### Directive
Each entry needs to be restated exactly as written.

### Recorded data
····················
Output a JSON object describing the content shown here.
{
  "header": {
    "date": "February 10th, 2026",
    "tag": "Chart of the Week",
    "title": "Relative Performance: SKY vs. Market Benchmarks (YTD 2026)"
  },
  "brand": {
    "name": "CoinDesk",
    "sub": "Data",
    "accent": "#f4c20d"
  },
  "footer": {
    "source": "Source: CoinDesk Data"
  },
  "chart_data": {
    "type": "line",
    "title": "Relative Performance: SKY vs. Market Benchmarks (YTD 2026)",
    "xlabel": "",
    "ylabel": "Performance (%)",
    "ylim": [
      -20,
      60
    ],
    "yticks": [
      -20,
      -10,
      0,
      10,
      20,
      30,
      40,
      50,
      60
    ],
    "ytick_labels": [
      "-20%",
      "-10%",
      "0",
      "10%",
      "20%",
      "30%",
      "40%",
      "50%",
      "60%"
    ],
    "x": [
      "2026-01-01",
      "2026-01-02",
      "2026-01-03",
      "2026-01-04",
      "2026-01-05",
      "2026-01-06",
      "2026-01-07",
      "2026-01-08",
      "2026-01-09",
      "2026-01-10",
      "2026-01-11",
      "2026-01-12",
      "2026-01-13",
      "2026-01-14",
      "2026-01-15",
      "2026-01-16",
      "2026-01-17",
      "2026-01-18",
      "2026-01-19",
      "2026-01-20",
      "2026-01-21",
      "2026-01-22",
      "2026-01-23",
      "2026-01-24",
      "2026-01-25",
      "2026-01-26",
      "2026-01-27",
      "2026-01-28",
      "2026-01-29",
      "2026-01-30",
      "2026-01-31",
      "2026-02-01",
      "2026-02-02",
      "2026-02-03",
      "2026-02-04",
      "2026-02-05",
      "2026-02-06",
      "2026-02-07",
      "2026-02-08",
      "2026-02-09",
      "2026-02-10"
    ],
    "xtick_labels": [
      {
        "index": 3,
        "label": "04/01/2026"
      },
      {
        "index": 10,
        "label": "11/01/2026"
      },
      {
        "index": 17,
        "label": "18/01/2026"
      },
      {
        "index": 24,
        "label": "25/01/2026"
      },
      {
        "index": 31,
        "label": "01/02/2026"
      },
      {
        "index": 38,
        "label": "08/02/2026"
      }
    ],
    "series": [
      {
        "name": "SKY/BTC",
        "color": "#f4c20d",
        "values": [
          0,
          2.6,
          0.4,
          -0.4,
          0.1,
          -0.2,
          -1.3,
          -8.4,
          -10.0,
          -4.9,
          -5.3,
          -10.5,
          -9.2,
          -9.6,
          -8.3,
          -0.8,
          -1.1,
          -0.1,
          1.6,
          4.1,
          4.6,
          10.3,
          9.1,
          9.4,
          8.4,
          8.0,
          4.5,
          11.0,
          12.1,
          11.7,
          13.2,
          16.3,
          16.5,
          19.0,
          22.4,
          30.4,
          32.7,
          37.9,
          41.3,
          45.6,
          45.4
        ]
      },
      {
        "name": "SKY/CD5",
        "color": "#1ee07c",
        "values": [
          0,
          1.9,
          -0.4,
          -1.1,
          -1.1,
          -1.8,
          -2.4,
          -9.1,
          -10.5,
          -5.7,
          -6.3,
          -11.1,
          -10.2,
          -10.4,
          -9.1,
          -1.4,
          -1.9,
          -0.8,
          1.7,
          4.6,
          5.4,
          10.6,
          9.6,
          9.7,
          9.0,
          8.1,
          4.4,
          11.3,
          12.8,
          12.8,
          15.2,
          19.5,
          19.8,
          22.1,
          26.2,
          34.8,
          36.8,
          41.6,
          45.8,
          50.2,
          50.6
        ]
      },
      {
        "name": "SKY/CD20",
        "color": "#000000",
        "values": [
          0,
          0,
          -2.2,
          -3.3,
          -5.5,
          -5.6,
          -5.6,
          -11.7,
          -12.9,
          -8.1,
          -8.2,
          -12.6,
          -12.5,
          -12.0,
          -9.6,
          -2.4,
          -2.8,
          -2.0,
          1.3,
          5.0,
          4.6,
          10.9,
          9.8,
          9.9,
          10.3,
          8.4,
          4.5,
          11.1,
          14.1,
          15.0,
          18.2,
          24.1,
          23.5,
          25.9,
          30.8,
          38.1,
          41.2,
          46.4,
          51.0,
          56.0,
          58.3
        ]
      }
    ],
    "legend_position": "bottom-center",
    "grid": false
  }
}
····················
### Result of this task
Output a JSON object describing the content shown here.
{
  "header": {
    "date": "February 10th, 2026",
    "tag": "Chart of the Week",
    "title": "Relative Performance: SKY vs. Market Benchmarks (YTD 2026)"
  },
  "brand": {
    "name": "CoinDesk",
    "sub": "Data",
    "accent": "#f4c20d"
  },
  "footer": {
    "source": "Source: CoinDesk Data"
  },
  "chart_data": {
    "type": "line",
    "title": "Relative Performance: SKY vs. Market Benchmarks (YTD 2026)",
    "xlabel": "",
    "ylabel": "Performance (%)",
    "ylim": [
      -20,
      60
    ],
    "yticks": [
      -20,
      -10,
      0,
      10,
      20,
      30,
      40,
      50,
      60
    ],
    "ytick_labels": [
      "-20%",
      "-10%",
      "0",
      "10%",
      "20%",
      "30%",
      "40%",
      "50%",
      "60%"
    ],
    "x": [
      "2026-01-01",
      "2026-01-02",
      "2026-01-03",
      "2026-01-04",
      "2026-01-05",
      "2026-01-06",
      "2026-01-07",
      "2026-01-08",
      "2026-01-09",
      "2026-01-10",
      "2026-01-11",
      "2026-01-12",
      "2026-01-13",
      "2026-01-14",
      "2026-01-15",
      "2026-01-16",
      "2026-01-17",
      "2026-01-18",
      "2026-01-19",
      "2026-01-20",
      "2026-01-21",
      "2026-01-22",
      "2026-01-23",
      "2026-01-24",
      "2026-01-25",
      "2026-01-26",
      "2026-01-27",
      "2026-01-28",
      "2026-01-29",
      "2026-01-30",
      "2026-01-31",
      "2026-02-01",
      "2026-02-02",
      "2026-02-03",
      "2026-02-04",
      "2026-02-05",
      "2026-02-06",
      "2026-02-07",
      "2026-02-08",
      "2026-02-09",
      "2026-02-10"
    ],
    "xtick_labels": [
      {
        "index": 3,
        "label": "04/01/2026"
      },
      {
        "index": 10,
        "label": "11/01/2026"
      },
      {
        "index": 17,
        "label": "18/01/2026"
      },
      {
        "index": 24,
        "label": "25/01/2026"
      },
      {
        "index": 31,
        "label": "01/02/2026"
      },
      {
        "index": 38,
        "label": "08/02/2026"
      }
    ],
    "series": [
      {
        "name": "SKY/BTC",
        "color": "#f4c20d",
        "values": [
          0,
          2.6,
          0.4,
          -0.4,
          0.1,
          -0.2,
          -1.3,
          -8.4,
          -10.0,
          -4.9,
          -5.3,
          -10.5,
          -9.2,
          -9.6,
          -8.3,
          -0.8,
          -1.1,
          -0.1,
          1.6,
          4.1,
          4.6,
          10.3,
          9.1,
          9.4,
          8.4,
          8.0,
          4.5,
          11.0,
          12.1,
          11.7,
          13.2,
          16.3,
          16.5,
          19.0,
          22.4,
          30.4,
          32.7,
          37.9,
          41.3,
          45.6,
          45.4
        ]
      },
      {
        "name": "SKY/CD5",
        "color": "#1ee07c",
        "values": [
          0,
          1.9,
          -0.4,
          -1.1,
          -1.1,
          -1.8,
          -2.4,
          -9.1,
          -10.5,
          -5.7,
          -6.3,
          -11.1,
          -10.2,
          -10.4,
          -9.1,
          -1.4,
          -1.9,
          -0.8,
          1.7,
          4.6,
          5.4,
          10.6,
          9.6,
          9.7,
          9.0,
          8.1,
          4.4,
          11.3,
          12.8,
          12.8,
          15.2,
          19.5,
          19.8,
          22.1,
          26.2,
          34.8,
          36.8,
          41.6,
          45.8,
          50.2,
          50.6
        ]
      },
      {
        "name": "SKY/CD20",
        "color": "#000000",
        "values": [
          0,
          0,
          -2.2,
          -3.3,
          -5.5,
          -5.6,
          -5.6,
          -11.7,
          -12.9,
          -8.1,
          -8.2,
          -12.6,
          -12.5,
          -12.0,
          -9.6,
          -2.4,
          -2.8,
          -2.0,
          1.3,
          5.0,
          4.6,
          10.9,
          9.8,
          9.9,
          10.3,
          8.4,
          4.5,
          11.1,
          14.1,
          15.0,
          18.2,
          24.1,
          23.5,
          25.9,
          30.8,
          38.1,
          41.2,
          46.4,
          51.0,
          56.0,
          58.3
        ]
      }
    ],
    "legend_position": "bottom-center",
    "grid": false
  }
}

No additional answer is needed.